*The request*:
Go over the listing below line by line and tally those containing "nemlig". Give only the tally.

*Source data*:
## START

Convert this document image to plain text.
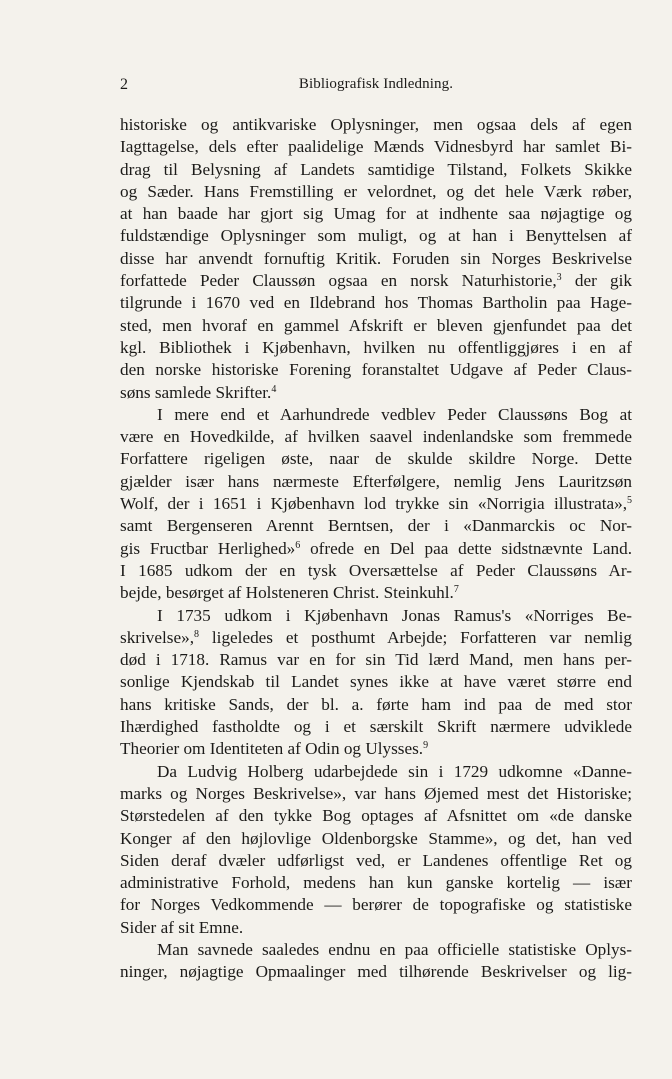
2	Bibliografisk Indledning.
historiske og antikvariske Oplysninger, men ogsaa dels af egen
Iagttagelse, dels efter paalidelige Mænds Vidnesbyrd har samlet Bi-
drag til Belysning af Landets samtidige Tilstand, Folkets Skikke
og Sæder. Hans Fremstilling er velordnet, og det hele Værk røber,
at han baade har gjort sig Umag for at indhente saa nøjagtige og
fuldstændige Oplysninger som muligt, og at han i Benyttelsen af
disse har anvendt fornuftig Kritik. Foruden sin Norges Beskrivelse
forfattede Peder Claussøn ogsaa en norsk Naturhistorie,$^3$ der gik
tilgrunde i 1670 ved en Ildebrand hos Thomas Bartholin paa Hage-
sted, men hvoraf en gammel Afskrift er bleven gjenfundet paa det
kgl. Bibliothek i Kjøbenhavn, hvilken nu offentliggjøres i en af
den norske historiske Forening foranstaltet Udgave af Peder Claus-
søns samlede Skrifter.$^4$
I mere end et Aarhundrede vedblev Peder Claussøns Bog at
være en Hovedkilde, af hvilken saavel indenlandske som fremmede
Forfattere rigeligen øste, naar de skulde skildre Norge. Dette
gjælder især hans nærmeste Efterfølgere, nemlig Jens Lauritzsøn
Wolf, der i 1651 i Kjøbenhavn lod trykke sin «Norrigia illustrata»,$^5$
samt Bergenseren Arennt Berntsen, der i «Danmarckis oc Nor-
gis Fructbar Herlighed»$^6$ ofrede en Del paa dette sidstnævnte Land.
I 1685 udkom der en tysk Oversættelse af Peder Claussøns Ar-
bejde, besørget af Holsteneren Christ. Steinkuhl.$^7$
I 1735 udkom i Kjøbenhavn Jonas Ramus's «Norriges Be-
skrivelse»,$^8$ ligeledes et posthumt Arbejde; Forfatteren var nemlig
død i 1718. Ramus var en for sin Tid lærd Mand, men hans per-
sonlige Kjendskab til Landet synes ikke at have været større end
hans kritiske Sands, der bl. a. førte ham ind paa de med stor
Ihærdighed fastholdte og i et særskilt Skrift nærmere udviklede
Theorier om Identiteten af Odin og Ulysses.$^9$
Da Ludvig Holberg udarbejdede sin i 1729 udkomne «Danne-
marks og Norges Beskrivelse», var hans Øjemed mest det Historiske;
Størstedelen af den tykke Bog optages af Afsnittet om «de danske
Konger af den højlovlige Oldenborgske Stamme», og det, han ved
Siden deraf dvæler udførligst ved, er Landenes offentlige Ret og
administrative Forhold, medens han kun ganske kortelig — især
for Norges Vedkommende — berører de topografiske og statistiske
Sider af sit Emne.
Man savnede saaledes endnu en paa officielle statistiske Oplys-
ninger, nøjagtige Opmaalinger med tilhørende Beskrivelser og lig-
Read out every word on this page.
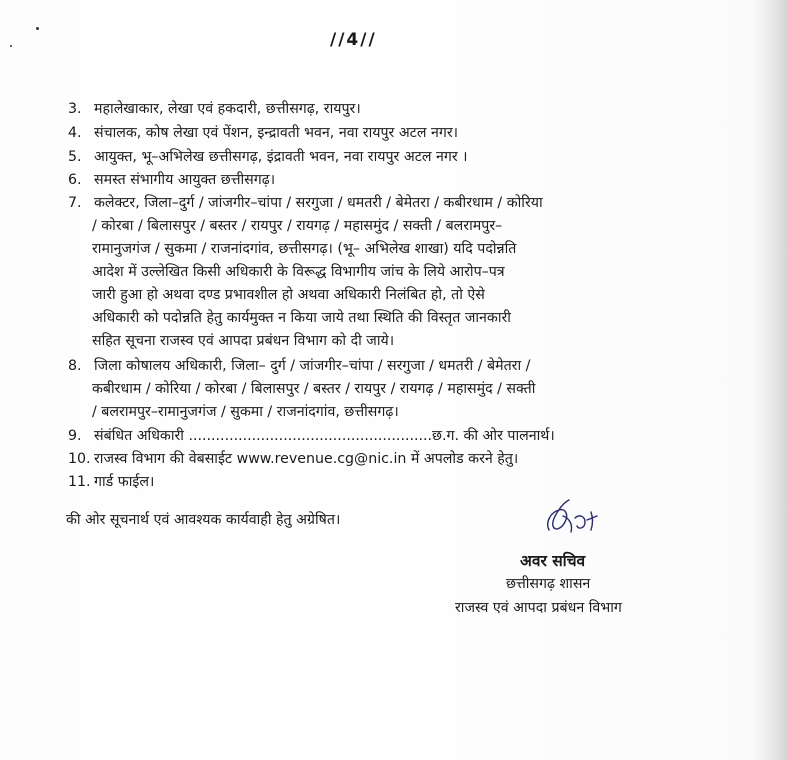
//4//
3. महालेखाकार, लेखा एवं हकदारी, छत्तीसगढ़, रायपुर।
4. संचालक, कोष लेखा एवं पेंशन, इन्द्रावती भवन, नवा रायपुर अटल नगर।
5. आयुक्त, भू–अभिलेख छत्तीसगढ़, इंद्रावती भवन, नवा रायपुर अटल नगर ।
6. समस्त संभागीय आयुक्त छत्तीसगढ़।
7. कलेक्टर, जिला–दुर्ग / जांजगीर–चांपा / सरगुजा / धमतरी / बेमेतरा / कबीरधाम / कोरिया
/ कोरबा / बिलासपुर / बस्तर / रायपुर / रायगढ़ / महासमुंद / सक्ती / बलरामपुर–
रामानुजगंज / सुकमा / राजनांदगांव, छत्तीसगढ़। (भू– अभिलेख शाखा) यदि पदोन्नति
आदेश में उल्लेखित किसी अधिकारी के विरूद्ध विभागीय जांच के लिये आरोप–पत्र
जारी हुआ हो अथवा दण्ड प्रभावशील हो अथवा अधिकारी निलंबित हो, तो ऐसे
अधिकारी को पदोन्नति हेतु कार्यमुक्त न किया जाये तथा स्थिति की विस्तृत जानकारी
सहित सूचना राजस्व एवं आपदा प्रबंधन विभाग को दी जाये।
8. जिला कोषालय अधिकारी, जिला– दुर्ग / जांजगीर–चांपा / सरगुजा / धमतरी / बेमेतरा /
कबीरधाम / कोरिया / कोरबा / बिलासपुर / बस्तर / रायपुर / रायगढ़ / महासमुंद / सक्ती
/ बलरामपुर–रामानुजगंज / सुकमा / राजनांदगांव, छत्तीसगढ़।
9. संबंधित अधिकारी ......................................................छ.ग. की ओर पालनार्थ।
10. राजस्व विभाग की वेबसाईट www.revenue.cg@nic.in में अपलोड करने हेतु।
11. गार्ड फाईल।
की ओर सूचनार्थ एवं आवश्यक कार्यवाही हेतु अग्रेषित।
अवर सचिव
छत्तीसगढ़ शासन
राजस्व एवं आपदा प्रबंधन विभाग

## END

*Solution*:
2